DO THIS: Reproduce the records below exactly as given.

======

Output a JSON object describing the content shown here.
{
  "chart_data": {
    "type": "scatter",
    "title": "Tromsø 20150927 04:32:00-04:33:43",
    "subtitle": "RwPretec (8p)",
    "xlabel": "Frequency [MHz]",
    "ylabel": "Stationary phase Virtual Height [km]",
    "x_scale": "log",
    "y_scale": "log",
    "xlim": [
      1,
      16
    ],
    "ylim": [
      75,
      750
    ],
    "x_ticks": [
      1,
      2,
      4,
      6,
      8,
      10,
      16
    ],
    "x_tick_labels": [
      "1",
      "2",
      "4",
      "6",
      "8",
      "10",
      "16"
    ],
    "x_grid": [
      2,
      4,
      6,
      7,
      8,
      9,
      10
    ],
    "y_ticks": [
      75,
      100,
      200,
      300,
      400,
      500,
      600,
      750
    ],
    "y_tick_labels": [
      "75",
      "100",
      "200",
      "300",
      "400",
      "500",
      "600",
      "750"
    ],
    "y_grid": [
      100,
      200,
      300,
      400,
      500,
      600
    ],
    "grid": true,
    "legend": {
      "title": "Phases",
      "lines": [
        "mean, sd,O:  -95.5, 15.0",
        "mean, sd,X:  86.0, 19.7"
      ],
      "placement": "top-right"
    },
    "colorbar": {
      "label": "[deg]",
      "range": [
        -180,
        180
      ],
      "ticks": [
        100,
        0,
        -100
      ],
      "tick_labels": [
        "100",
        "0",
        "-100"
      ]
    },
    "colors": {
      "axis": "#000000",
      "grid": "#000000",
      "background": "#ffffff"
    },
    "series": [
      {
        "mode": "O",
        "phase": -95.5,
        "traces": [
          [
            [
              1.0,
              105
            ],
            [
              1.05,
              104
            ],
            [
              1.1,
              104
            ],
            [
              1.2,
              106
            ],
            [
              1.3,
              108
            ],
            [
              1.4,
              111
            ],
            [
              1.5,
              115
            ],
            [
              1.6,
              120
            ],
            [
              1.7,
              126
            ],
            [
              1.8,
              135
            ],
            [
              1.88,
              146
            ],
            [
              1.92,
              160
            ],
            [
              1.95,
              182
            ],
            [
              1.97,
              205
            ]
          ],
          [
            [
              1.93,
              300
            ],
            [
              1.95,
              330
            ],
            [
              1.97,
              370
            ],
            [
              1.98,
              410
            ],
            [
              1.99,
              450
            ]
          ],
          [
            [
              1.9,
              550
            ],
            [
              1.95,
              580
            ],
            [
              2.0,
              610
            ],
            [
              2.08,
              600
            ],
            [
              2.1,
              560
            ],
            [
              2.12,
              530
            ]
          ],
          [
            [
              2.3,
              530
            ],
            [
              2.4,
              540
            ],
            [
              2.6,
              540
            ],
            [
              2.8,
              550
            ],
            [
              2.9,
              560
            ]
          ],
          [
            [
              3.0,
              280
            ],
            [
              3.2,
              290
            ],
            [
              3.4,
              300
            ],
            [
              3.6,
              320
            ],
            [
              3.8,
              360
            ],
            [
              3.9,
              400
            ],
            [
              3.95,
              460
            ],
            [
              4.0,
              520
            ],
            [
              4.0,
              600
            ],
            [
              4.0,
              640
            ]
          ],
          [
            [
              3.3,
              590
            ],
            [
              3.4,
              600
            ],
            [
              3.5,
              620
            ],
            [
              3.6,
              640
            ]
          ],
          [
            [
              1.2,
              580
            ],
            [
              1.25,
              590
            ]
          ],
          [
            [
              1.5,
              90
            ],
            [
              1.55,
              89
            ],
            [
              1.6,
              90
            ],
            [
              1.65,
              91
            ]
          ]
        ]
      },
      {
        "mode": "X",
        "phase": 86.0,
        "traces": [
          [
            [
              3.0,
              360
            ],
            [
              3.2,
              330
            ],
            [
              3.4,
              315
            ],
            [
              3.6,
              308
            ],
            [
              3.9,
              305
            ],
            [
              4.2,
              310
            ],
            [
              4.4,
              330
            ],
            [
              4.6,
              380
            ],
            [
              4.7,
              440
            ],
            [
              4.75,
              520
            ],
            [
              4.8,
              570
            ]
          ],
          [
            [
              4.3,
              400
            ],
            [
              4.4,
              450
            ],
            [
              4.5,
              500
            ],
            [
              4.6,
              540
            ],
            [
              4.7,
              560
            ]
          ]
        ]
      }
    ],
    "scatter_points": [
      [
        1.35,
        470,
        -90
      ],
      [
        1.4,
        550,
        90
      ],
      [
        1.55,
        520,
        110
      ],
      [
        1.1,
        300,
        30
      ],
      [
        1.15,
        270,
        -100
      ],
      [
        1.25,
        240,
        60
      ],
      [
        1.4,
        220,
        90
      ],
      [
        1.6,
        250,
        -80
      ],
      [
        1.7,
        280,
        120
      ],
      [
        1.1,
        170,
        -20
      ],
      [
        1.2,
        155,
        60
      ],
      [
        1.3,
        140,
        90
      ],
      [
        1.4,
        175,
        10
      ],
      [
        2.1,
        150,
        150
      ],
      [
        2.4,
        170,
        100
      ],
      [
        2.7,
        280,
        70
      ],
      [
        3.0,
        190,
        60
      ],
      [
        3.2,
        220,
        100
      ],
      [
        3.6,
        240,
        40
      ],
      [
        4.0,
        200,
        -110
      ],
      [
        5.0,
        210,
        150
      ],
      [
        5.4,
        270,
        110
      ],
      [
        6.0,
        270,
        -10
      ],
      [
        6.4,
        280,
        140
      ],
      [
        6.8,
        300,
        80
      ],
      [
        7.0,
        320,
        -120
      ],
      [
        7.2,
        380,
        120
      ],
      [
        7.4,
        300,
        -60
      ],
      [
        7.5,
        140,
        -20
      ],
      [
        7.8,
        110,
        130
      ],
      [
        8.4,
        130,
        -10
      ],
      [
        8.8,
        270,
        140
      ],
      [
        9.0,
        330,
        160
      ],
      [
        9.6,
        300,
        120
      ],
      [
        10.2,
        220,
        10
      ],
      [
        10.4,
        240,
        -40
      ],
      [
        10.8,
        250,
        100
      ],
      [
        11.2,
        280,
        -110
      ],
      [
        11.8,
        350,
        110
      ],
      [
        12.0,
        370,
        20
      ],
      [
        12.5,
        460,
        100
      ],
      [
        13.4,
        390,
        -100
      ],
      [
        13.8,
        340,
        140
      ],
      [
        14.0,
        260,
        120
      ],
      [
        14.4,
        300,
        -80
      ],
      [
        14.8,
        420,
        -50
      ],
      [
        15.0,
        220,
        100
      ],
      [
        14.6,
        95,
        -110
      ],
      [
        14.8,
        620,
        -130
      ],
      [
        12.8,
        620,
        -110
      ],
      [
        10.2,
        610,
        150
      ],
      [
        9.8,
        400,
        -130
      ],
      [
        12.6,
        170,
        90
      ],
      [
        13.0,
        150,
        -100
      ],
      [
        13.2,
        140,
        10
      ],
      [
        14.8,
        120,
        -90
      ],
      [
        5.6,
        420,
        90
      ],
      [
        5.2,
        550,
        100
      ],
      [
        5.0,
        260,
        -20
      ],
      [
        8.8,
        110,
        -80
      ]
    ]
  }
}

======

OUTPUT OF THE TASK:
Output a JSON object describing the content shown here.
{
  "chart_data": {
    "type": "scatter",
    "title": "Tromsø 20150927 04:32:00-04:33:43",
    "subtitle": "RwPretec (8p)",
    "xlabel": "Frequency [MHz]",
    "ylabel": "Stationary phase Virtual Height [km]",
    "x_scale": "log",
    "y_scale": "log",
    "xlim": [
      1,
      16
    ],
    "ylim": [
      75,
      750
    ],
    "x_ticks": [
      1,
      2,
      4,
      6,
      8,
      10,
      16
    ],
    "x_tick_labels": [
      "1",
      "2",
      "4",
      "6",
      "8",
      "10",
      "16"
    ],
    "x_grid": [
      2,
      4,
      6,
      7,
      8,
      9,
      10
    ],
    "y_ticks": [
      75,
      100,
      200,
      300,
      400,
      500,
      600,
      750
    ],
    "y_tick_labels": [
      "75",
      "100",
      "200",
      "300",
      "400",
      "500",
      "600",
      "750"
    ],
    "y_grid": [
      100,
      200,
      300,
      400,
      500,
      600
    ],
    "grid": true,
    "legend": {
      "title": "Phases",
      "lines": [
        "mean, sd,O:  -95.5, 15.0",
        "mean, sd,X:  86.0, 19.7"
      ],
      "placement": "top-right"
    },
    "colorbar": {
      "label": "[deg]",
      "range": [
        -180,
        180
      ],
      "ticks": [
        100,
        0,
        -100
      ],
      "tick_labels": [
        "100",
        "0",
        "-100"
      ]
    },
    "colors": {
      "axis": "#000000",
      "grid": "#000000",
      "background": "#ffffff"
    },
    "series": [
      {
        "mode": "O",
        "phase": -95.5,
        "traces": [
          [
            [
              1.0,
              105
            ],
            [
              1.05,
              104
            ],
            [
              1.1,
              104
            ],
            [
              1.2,
              106
            ],
            [
              1.3,
              108
            ],
            [
              1.4,
              111
            ],
            [
              1.5,
              115
            ],
            [
              1.6,
              120
            ],
            [
              1.7,
              126
            ],
            [
              1.8,
              135
            ],
            [
              1.88,
              146
            ],
            [
              1.92,
              160
            ],
            [
              1.95,
              182
            ],
            [
              1.97,
              205
            ]
          ],
          [
            [
              1.93,
              300
            ],
            [
              1.95,
              330
            ],
            [
              1.97,
              370
            ],
            [
              1.98,
              410
            ],
            [
              1.99,
              450
            ]
          ],
          [
            [
              1.9,
              550
            ],
            [
              1.95,
              580
            ],
            [
              2.0,
              610
            ],
            [
              2.08,
              600
            ],
            [
              2.1,
              560
            ],
            [
              2.12,
              530
            ]
          ],
          [
            [
              2.3,
              530
            ],
            [
              2.4,
              540
            ],
            [
              2.6,
              540
            ],
            [
              2.8,
              550
            ],
            [
              2.9,
              560
            ]
          ],
          [
            [
              3.0,
              280
            ],
            [
              3.2,
              290
            ],
            [
              3.4,
              300
            ],
            [
              3.6,
              320
            ],
            [
              3.8,
              360
            ],
            [
              3.9,
              400
            ],
            [
              3.95,
              460
            ],
            [
              4.0,
              520
            ],
            [
              4.0,
              600
            ],
            [
              4.0,
              640
            ]
          ],
          [
            [
              3.3,
              590
            ],
            [
              3.4,
              600
            ],
            [
              3.5,
              620
            ],
            [
              3.6,
              640
            ]
          ],
          [
            [
              1.2,
              580
            ],
            [
              1.25,
              590
            ]
          ],
          [
            [
              1.5,
              90
            ],
            [
              1.55,
              89
            ],
            [
              1.6,
              90
            ],
            [
              1.65,
              91
            ]
          ]
        ]
      },
      {
        "mode": "X",
        "phase": 86.0,
        "traces": [
          [
            [
              3.0,
              360
            ],
            [
              3.2,
              330
            ],
            [
              3.4,
              315
            ],
            [
              3.6,
              308
            ],
            [
              3.9,
              305
            ],
            [
              4.2,
              310
            ],
            [
              4.4,
              330
            ],
            [
              4.6,
              380
            ],
            [
              4.7,
              440
            ],
            [
              4.75,
              520
            ],
            [
              4.8,
              570
            ]
          ],
          [
            [
              4.3,
              400
            ],
            [
              4.4,
              450
            ],
            [
              4.5,
              500
            ],
            [
              4.6,
              540
            ],
            [
              4.7,
              560
            ]
          ]
        ]
      }
    ],
    "scatter_points": [
      [
        1.35,
        470,
        -90
      ],
      [
        1.4,
        550,
        90
      ],
      [
        1.55,
        520,
        110
      ],
      [
        1.1,
        300,
        30
      ],
      [
        1.15,
        270,
        -100
      ],
      [
        1.25,
        240,
        60
      ],
      [
        1.4,
        220,
        90
      ],
      [
        1.6,
        250,
        -80
      ],
      [
        1.7,
        280,
        120
      ],
      [
        1.1,
        170,
        -20
      ],
      [
        1.2,
        155,
        60
      ],
      [
        1.3,
        140,
        90
      ],
      [
        1.4,
        175,
        10
      ],
      [
        2.1,
        150,
        150
      ],
      [
        2.4,
        170,
        100
      ],
      [
        2.7,
        280,
        70
      ],
      [
        3.0,
        190,
        60
      ],
      [
        3.2,
        220,
        100
      ],
      [
        3.6,
        240,
        40
      ],
      [
        4.0,
        200,
        -110
      ],
      [
        5.0,
        210,
        150
      ],
      [
        5.4,
        270,
        110
      ],
      [
        6.0,
        270,
        -10
      ],
      [
        6.4,
        280,
        140
      ],
      [
        6.8,
        300,
        80
      ],
      [
        7.0,
        320,
        -120
      ],
      [
        7.2,
        380,
        120
      ],
      [
        7.4,
        300,
        -60
      ],
      [
        7.5,
        140,
        -20
      ],
      [
        7.8,
        110,
        130
      ],
      [
        8.4,
        130,
        -10
      ],
      [
        8.8,
        270,
        140
      ],
      [
        9.0,
        330,
        160
      ],
      [
        9.6,
        300,
        120
      ],
      [
        10.2,
        220,
        10
      ],
      [
        10.4,
        240,
        -40
      ],
      [
        10.8,
        250,
        100
      ],
      [
        11.2,
        280,
        -110
      ],
      [
        11.8,
        350,
        110
      ],
      [
        12.0,
        370,
        20
      ],
      [
        12.5,
        460,
        100
      ],
      [
        13.4,
        390,
        -100
      ],
      [
        13.8,
        340,
        140
      ],
      [
        14.0,
        260,
        120
      ],
      [
        14.4,
        300,
        -80
      ],
      [
        14.8,
        420,
        -50
      ],
      [
        15.0,
        220,
        100
      ],
      [
        14.6,
        95,
        -110
      ],
      [
        14.8,
        620,
        -130
      ],
      [
        12.8,
        620,
        -110
      ],
      [
        10.2,
        610,
        150
      ],
      [
        9.8,
        400,
        -130
      ],
      [
        12.6,
        170,
        90
      ],
      [
        13.0,
        150,
        -100
      ],
      [
        13.2,
        140,
        10
      ],
      [
        14.8,
        120,
        -90
      ],
      [
        5.6,
        420,
        90
      ],
      [
        5.2,
        550,
        100
      ],
      [
        5.0,
        260,
        -20
      ],
      [
        8.8,
        110,
        -80
      ]
    ]
  }
}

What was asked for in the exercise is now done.